>>>

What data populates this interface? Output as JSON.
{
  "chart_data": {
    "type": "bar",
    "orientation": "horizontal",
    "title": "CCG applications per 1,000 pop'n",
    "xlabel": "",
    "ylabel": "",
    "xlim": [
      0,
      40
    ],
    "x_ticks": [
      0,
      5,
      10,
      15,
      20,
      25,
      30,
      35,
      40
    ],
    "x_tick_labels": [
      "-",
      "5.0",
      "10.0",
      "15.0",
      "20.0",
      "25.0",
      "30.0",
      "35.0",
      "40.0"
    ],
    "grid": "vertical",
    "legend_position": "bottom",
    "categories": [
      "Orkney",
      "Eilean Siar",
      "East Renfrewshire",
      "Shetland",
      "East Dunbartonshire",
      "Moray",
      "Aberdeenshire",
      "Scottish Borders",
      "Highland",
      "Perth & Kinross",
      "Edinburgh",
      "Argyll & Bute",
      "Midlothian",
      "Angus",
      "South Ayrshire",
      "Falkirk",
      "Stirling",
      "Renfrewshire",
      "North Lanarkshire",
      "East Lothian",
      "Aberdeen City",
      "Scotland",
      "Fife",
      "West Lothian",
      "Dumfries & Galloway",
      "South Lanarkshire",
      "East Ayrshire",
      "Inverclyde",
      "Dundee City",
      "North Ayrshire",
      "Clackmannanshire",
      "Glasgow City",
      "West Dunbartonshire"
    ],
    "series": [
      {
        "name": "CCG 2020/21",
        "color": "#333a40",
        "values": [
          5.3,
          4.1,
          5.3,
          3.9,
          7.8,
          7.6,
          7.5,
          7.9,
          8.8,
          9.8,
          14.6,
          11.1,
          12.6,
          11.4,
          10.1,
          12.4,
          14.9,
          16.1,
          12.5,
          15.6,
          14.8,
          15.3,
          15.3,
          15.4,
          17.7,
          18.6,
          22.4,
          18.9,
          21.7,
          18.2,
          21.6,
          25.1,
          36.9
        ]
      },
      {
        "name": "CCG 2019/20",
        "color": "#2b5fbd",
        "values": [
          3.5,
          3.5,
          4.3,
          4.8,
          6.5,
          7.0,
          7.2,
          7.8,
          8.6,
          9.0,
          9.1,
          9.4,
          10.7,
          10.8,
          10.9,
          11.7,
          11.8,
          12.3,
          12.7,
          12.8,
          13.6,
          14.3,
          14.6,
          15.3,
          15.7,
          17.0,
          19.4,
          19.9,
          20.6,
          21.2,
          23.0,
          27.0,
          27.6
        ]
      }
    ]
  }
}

<<<

§ **Goal of the exercise**
Give the number of lines containing the word "Dunbartonshire". No other answer is needed.

§ **Correct answer**
2